▶ **Exercise brief**
Set each record down exactly, excluding all images.

Recorded data:
*-*-*

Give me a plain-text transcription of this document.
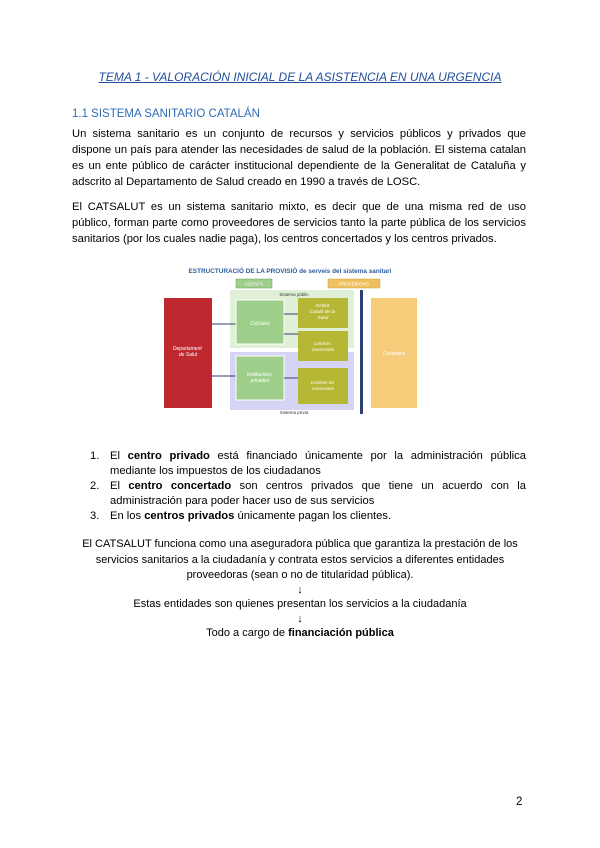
TEMA 1 - VALORACIÓN INICIAL DE LA ASISTENCIA EN UNA URGENCIA
1.1 SISTEMA SANITARIO CATALÁN
Un sistema sanitario es un conjunto de recursos y servicios públicos y privados que dispone un país para atender las necesidades de salud de la población. El sistema catalan es un ente público de carácter institucional dependiente de la Generalitat de Cataluña y adscrito al Departamento de Salud creado en 1990 a través de LOSC.
El CATSALUT es un sistema sanitario mixto, es decir que de una misma red de uso público, forman parte como proveedores de servicios tanto la parte pública de los servicios sanitarios (por los cuales nadie paga), los centros concertados y los centros privados.
ESTRUCTURACIÓ DE LA PROVISIÓ de serveis del sistema sanitari
AGENTS	PROVEÏDORS
Sistema públic
Sistema privat
Departament de Salut
CatSalut
Institucions privades
Institut Català de la Salut
Centres concertats
Centres no concertats
Ciutadans
1. El centro privado está financiado únicamente por la administración pública mediante los impuestos de los ciudadanos
2. El centro concertado son centros privados que tiene un acuerdo con la administración para poder hacer uso de sus servicios
3. En los centros privados únicamente pagan los clientes.
El CATSALUT funciona como una aseguradora pública que garantiza la prestación de los servicios sanitarios a la ciudadanía y contrata estos servicios a diferentes entidades proveedoras (sean o no de titularidad pública).
↓
Estas entidades son quienes presentan los servicios a la ciudadanía
↓
Todo a cargo de financiación pública
2
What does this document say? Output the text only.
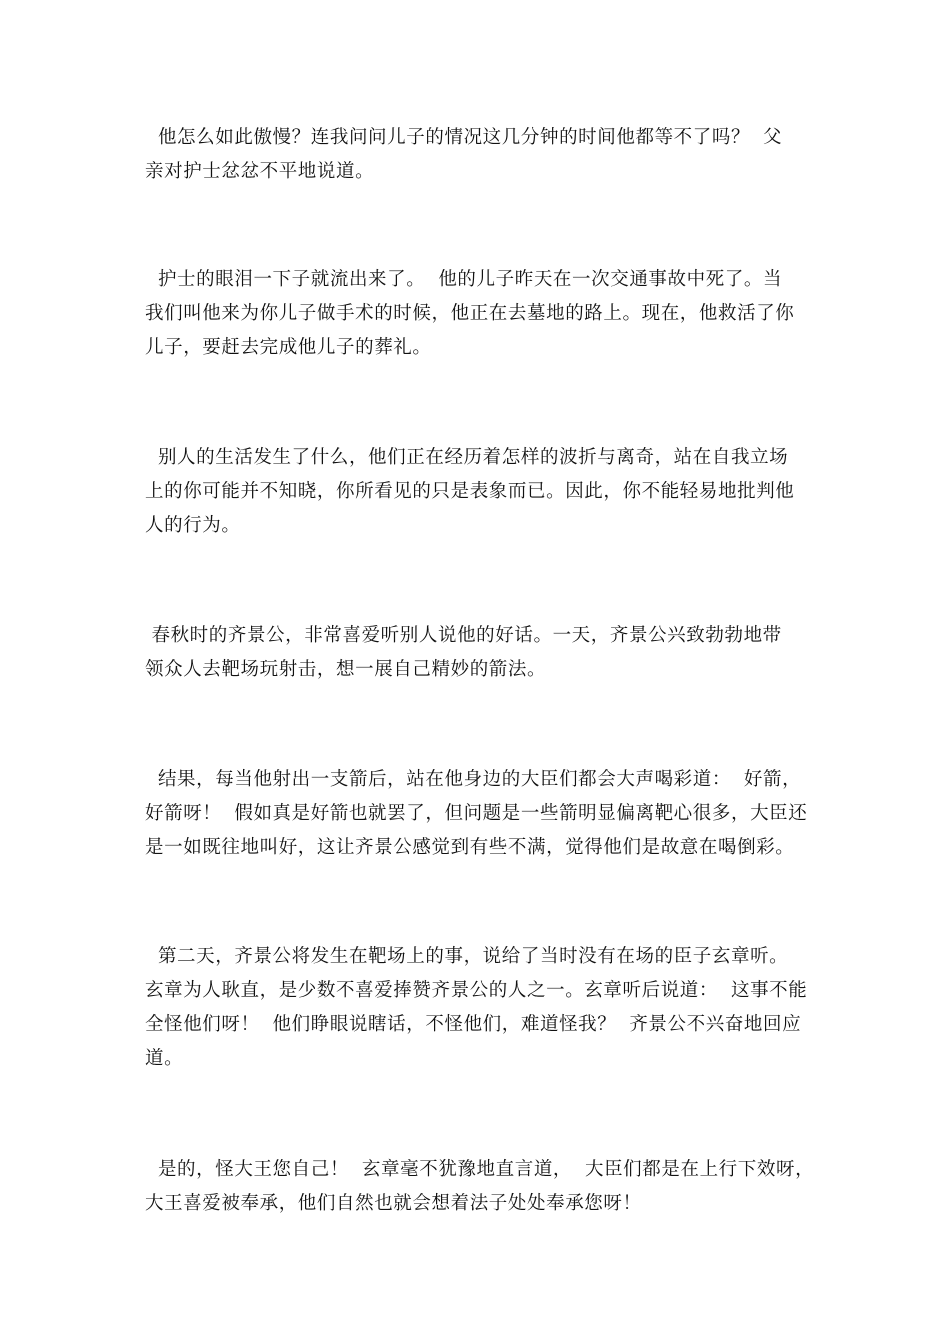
他怎么如此傲慢？连我问问儿子的情况这几分钟的时间他都等不了吗？  父
亲对护士忿忿不平地说道。

护士的眼泪一下子就流出来了。  他的儿子昨天在一次交通事故中死了。当
我们叫他来为你儿子做手术的时候，他正在去墓地的路上。现在，他救活了你
儿子，要赶去完成他儿子的葬礼。

别人的生活发生了什么，他们正在经历着怎样的波折与离奇，站在自我立场
上的你可能并不知晓，你所看见的只是表象而已。因此，你不能轻易地批判他
人的行为。

春秋时的齐景公，非常喜爱听别人说他的好话。一天，齐景公兴致勃勃地带
领众人去靶场玩射击，想一展自己精妙的箭法。

结果，每当他射出一支箭后，站在他身边的大臣们都会大声喝彩道：  好箭，
好箭呀！  假如真是好箭也就罢了，但问题是一些箭明显偏离靶心很多，大臣还
是一如既往地叫好，这让齐景公感觉到有些不满，觉得他们是故意在喝倒彩。

第二天，齐景公将发生在靶场上的事，说给了当时没有在场的臣子玄章听。
玄章为人耿直，是少数不喜爱捧赞齐景公的人之一。玄章听后说道：  这事不能
全怪他们呀！  他们睁眼说瞎话，不怪他们，难道怪我？  齐景公不兴奋地回应
道。

是的，怪大王您自己！  玄章毫不犹豫地直言道，  大臣们都是在上行下效呀，
大王喜爱被奉承，他们自然也就会想着法子处处奉承您呀！
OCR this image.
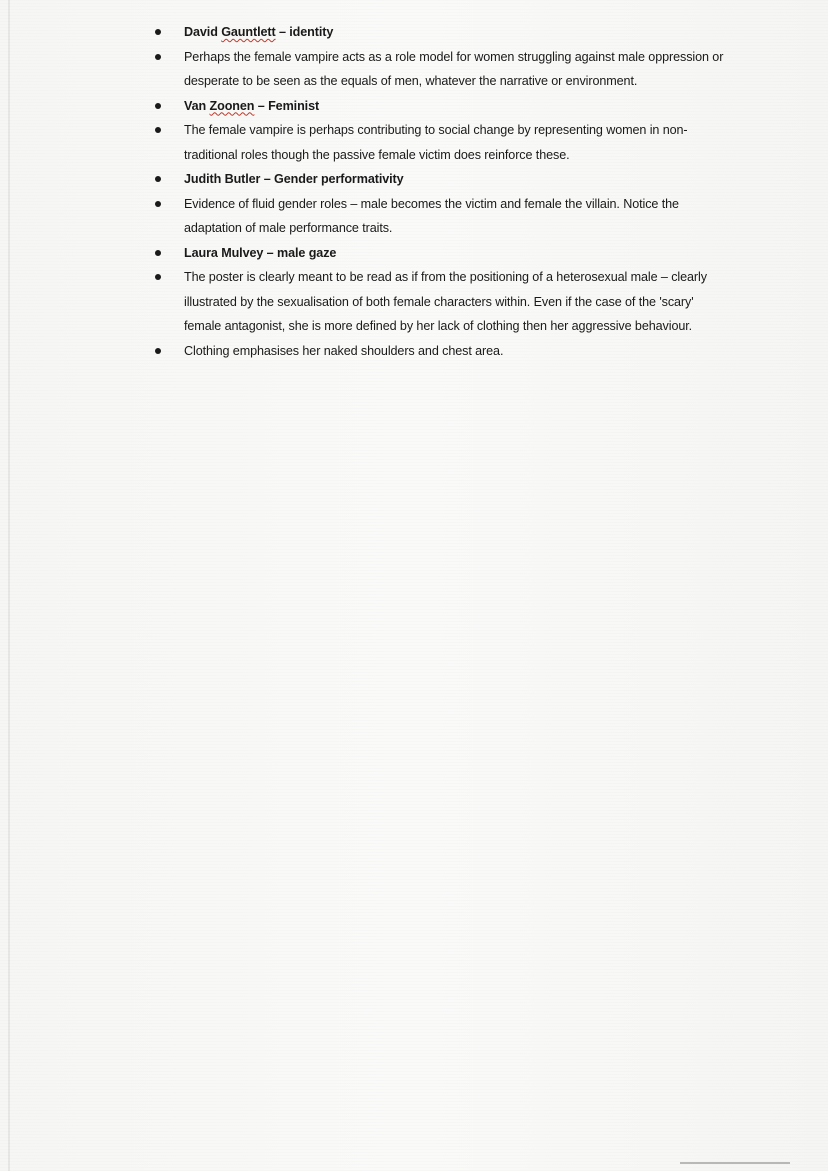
David Gauntlett – identity
Perhaps the female vampire acts as a role model for women struggling against male oppression or desperate to be seen as the equals of men, whatever the narrative or environment.
Van Zoonen – Feminist
The female vampire is perhaps contributing to social change by representing women in non-traditional roles though the passive female victim does reinforce these.
Judith Butler – Gender performativity
Evidence of fluid gender roles – male becomes the victim and female the villain. Notice the adaptation of male performance traits.
Laura Mulvey – male gaze
The poster is clearly meant to be read as if from the positioning of a heterosexual male – clearly illustrated by the sexualisation of both female characters within. Even if the case of the 'scary' female antagonist, she is more defined by her lack of clothing then her aggressive behaviour.
Clothing emphasises her naked shoulders and chest area.
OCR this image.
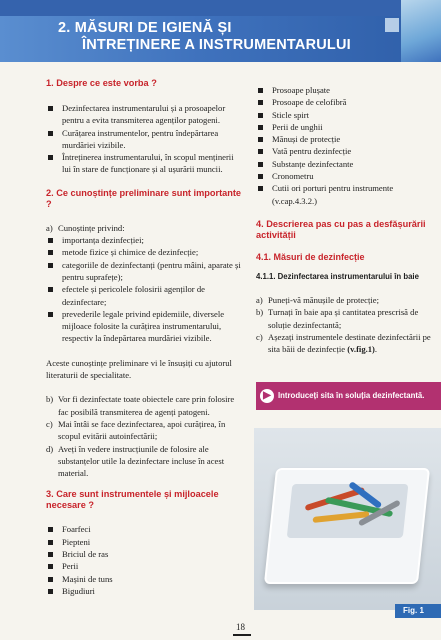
2. MĂSURI DE IGIENĂ ȘI
ÎNTREȚINERE A INSTRUMENTARULUI

1. Despre ce este vorba ?

Dezinfectarea instrumentarului și a prosoapelor pentru a evita transmiterea agenților patogeni.
Curățarea instrumentelor, pentru îndepărtarea murdăriei vizibile.
Întreținerea instrumentarului, în scopul menținerii lui în stare de funcționare și al ușurării muncii.

2. Ce cunoștințe preliminare sunt importante ?

a) Cunoștințe privind:
importanța dezinfecției;
metode fizice și chimice de dezinfecție;
categoriile de dezinfectanți (pentru mâini, aparate și pentru suprafețe);
efectele și pericolele folosirii agenților de dezinfectare;
prevederile legale privind epidemiile, diversele mijloace folosite la curățirea instrumentarului, respectiv la îndepărtarea murdăriei vizibile.

Aceste cunoștințe preliminare vi le însușiți cu ajutorul literaturii de specialitate.

b) Vor fi dezinfectate toate obiectele care prin folosire fac posibilă transmiterea de agenți patogeni.
c) Mai întâi se face dezinfectarea, apoi curățirea, în scopul evitării autoinfectării;
d) Aveți în vedere instrucțiunile de folosire ale substanțelor utile la dezinfectare incluse în acest material.

3. Care sunt instrumentele și mijloacele necesare ?

Foarfeci
Piepteni
Briciul de ras
Perii
Mașini de tuns
Bigudiuri
Prosoape plușate
Prosoape de celofibră
Sticle spirt
Perii de unghii
Mănuși de protecție
Vată pentru dezinfecție
Substanțe dezinfectante
Cronometru
Cutii ori porturi pentru instrumente (v.cap.4.3.2.)

4. Descrierea pas cu pas a desfășurării activității

4.1. Măsuri de dezinfecție
4.1.1. Dezinfectarea instrumentarului în baie
a) Puneți-vă mănușile de protecție;
b) Turnați în baie apa și cantitatea prescrisă de soluție dezinfectantă;
c) Așezați instrumentele destinate dezinfectării pe sita băii de dezinfecție (v.fig.1).
▶ Introduceți sita în soluția dezinfectantă.
Fig. 1
18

*-*-*

▶ **The result**
Give me a plain-text transcription of this document.
TEMA 1 - VALORACIÓN INICIAL DE LA ASISTENCIA EN UNA URGENCIA
1.1 SISTEMA SANITARIO CATALÁN
Un sistema sanitario es un conjunto de recursos y servicios públicos y privados que dispone un país para atender las necesidades de salud de la población. El sistema catalan es un ente público de carácter institucional dependiente de la Generalitat de Cataluña y adscrito al Departamento de Salud creado en 1990 a través de LOSC.
El CATSALUT es un sistema sanitario mixto, es decir que de una misma red de uso público, forman parte como proveedores de servicios tanto la parte pública de los servicios sanitarios (por los cuales nadie paga), los centros concertados y los centros privados.
ESTRUCTURACIÓ DE LA PROVISIÓ de serveis del sistema sanitari
AGENTS	PROVEÏDORS
Sistema públic
Sistema privat
Departament de Salut
CatSalut
Institucions privades
Institut Català de la Salut
Centres concertats
Centres no concertats
Ciutadans
1. El centro privado está financiado únicamente por la administración pública mediante los impuestos de los ciudadanos
2. El centro concertado son centros privados que tiene un acuerdo con la administración para poder hacer uso de sus servicios
3. En los centros privados únicamente pagan los clientes.
El CATSALUT funciona como una aseguradora pública que garantiza la prestación de los servicios sanitarios a la ciudadanía y contrata estos servicios a diferentes entidades proveedoras (sean o no de titularidad pública).
↓
Estas entidades son quienes presentan los servicios a la ciudadanía
↓
Todo a cargo de financiación pública
2
What does this document say? Output the text only.
他怎么如此傲慢？连我问问儿子的情况这几分钟的时间他都等不了吗？  父
亲对护士忿忿不平地说道。

护士的眼泪一下子就流出来了。  他的儿子昨天在一次交通事故中死了。当
我们叫他来为你儿子做手术的时候，他正在去墓地的路上。现在，他救活了你
儿子，要赶去完成他儿子的葬礼。

别人的生活发生了什么，他们正在经历着怎样的波折与离奇，站在自我立场
上的你可能并不知晓，你所看见的只是表象而已。因此，你不能轻易地批判他
人的行为。

春秋时的齐景公，非常喜爱听别人说他的好话。一天，齐景公兴致勃勃地带
领众人去靶场玩射击，想一展自己精妙的箭法。

结果，每当他射出一支箭后，站在他身边的大臣们都会大声喝彩道：  好箭，
好箭呀！  假如真是好箭也就罢了，但问题是一些箭明显偏离靶心很多，大臣还
是一如既往地叫好，这让齐景公感觉到有些不满，觉得他们是故意在喝倒彩。

第二天，齐景公将发生在靶场上的事，说给了当时没有在场的臣子玄章听。
玄章为人耿直，是少数不喜爱捧赞齐景公的人之一。玄章听后说道：  这事不能
全怪他们呀！  他们睁眼说瞎话，不怪他们，难道怪我？  齐景公不兴奋地回应
道。

是的，怪大王您自己！  玄章毫不犹豫地直言道，  大臣们都是在上行下效呀，
大王喜爱被奉承，他们自然也就会想着法子处处奉承您呀！
OCR this image.
David Gauntlett – identity
Perhaps the female vampire acts as a role model for women struggling against male oppression or desperate to be seen as the equals of men, whatever the narrative or environment.
Van Zoonen – Feminist
The female vampire is perhaps contributing to social change by representing women in non-traditional roles though the passive female victim does reinforce these.
Judith Butler – Gender performativity
Evidence of fluid gender roles – male becomes the victim and female the villain. Notice the adaptation of male performance traits.
Laura Mulvey – male gaze
The poster is clearly meant to be read as if from the positioning of a heterosexual male – clearly illustrated by the sexualisation of both female characters within. Even if the case of the 'scary' female antagonist, she is more defined by her lack of clothing then her aggressive behaviour.
Clothing emphasises her naked shoulders and chest area.
OCR this image.
2. MĂSURI DE IGIENĂ ȘI
ÎNTREȚINERE A INSTRUMENTARULUI

1. Despre ce este vorba ?

Dezinfectarea instrumentarului și a prosoapelor pentru a evita transmiterea agenților patogeni.
Curățarea instrumentelor, pentru îndepărtarea murdăriei vizibile.
Întreținerea instrumentarului, în scopul menținerii lui în stare de funcționare și al ușurării muncii.

2. Ce cunoștințe preliminare sunt importante ?

a) Cunoștințe privind:
importanța dezinfecției;
metode fizice și chimice de dezinfecție;
categoriile de dezinfectanți (pentru mâini, aparate și pentru suprafețe);
efectele și pericolele folosirii agenților de dezinfectare;
prevederile legale privind epidemiile, diversele mijloace folosite la curățirea instrumentarului, respectiv la îndepărtarea murdăriei vizibile.

Aceste cunoștințe preliminare vi le însușiți cu ajutorul literaturii de specialitate.

b) Vor fi dezinfectate toate obiectele care prin folosire fac posibilă transmiterea de agenți patogeni.
c) Mai întâi se face dezinfectarea, apoi curățirea, în scopul evitării autoinfectării;
d) Aveți în vedere instrucțiunile de folosire ale substanțelor utile la dezinfectare incluse în acest material.

3. Care sunt instrumentele și mijloacele necesare ?

Foarfeci
Piepteni
Briciul de ras
Perii
Mașini de tuns
Bigudiuri
Prosoape plușate
Prosoape de celofibră
Sticle spirt
Perii de unghii
Mănuși de protecție
Vată pentru dezinfecție
Substanțe dezinfectante
Cronometru
Cutii ori porturi pentru instrumente (v.cap.4.3.2.)

4. Descrierea pas cu pas a desfășurării activității

4.1. Măsuri de dezinfecție
4.1.1. Dezinfectarea instrumentarului în baie
a) Puneți-vă mănușile de protecție;
b) Turnați în baie apa și cantitatea prescrisă de soluție dezinfectantă;
c) Așezați instrumentele destinate dezinfectării pe sita băii de dezinfecție (v.fig.1).
▶ Introduceți sita în soluția dezinfectantă.
Fig. 1
18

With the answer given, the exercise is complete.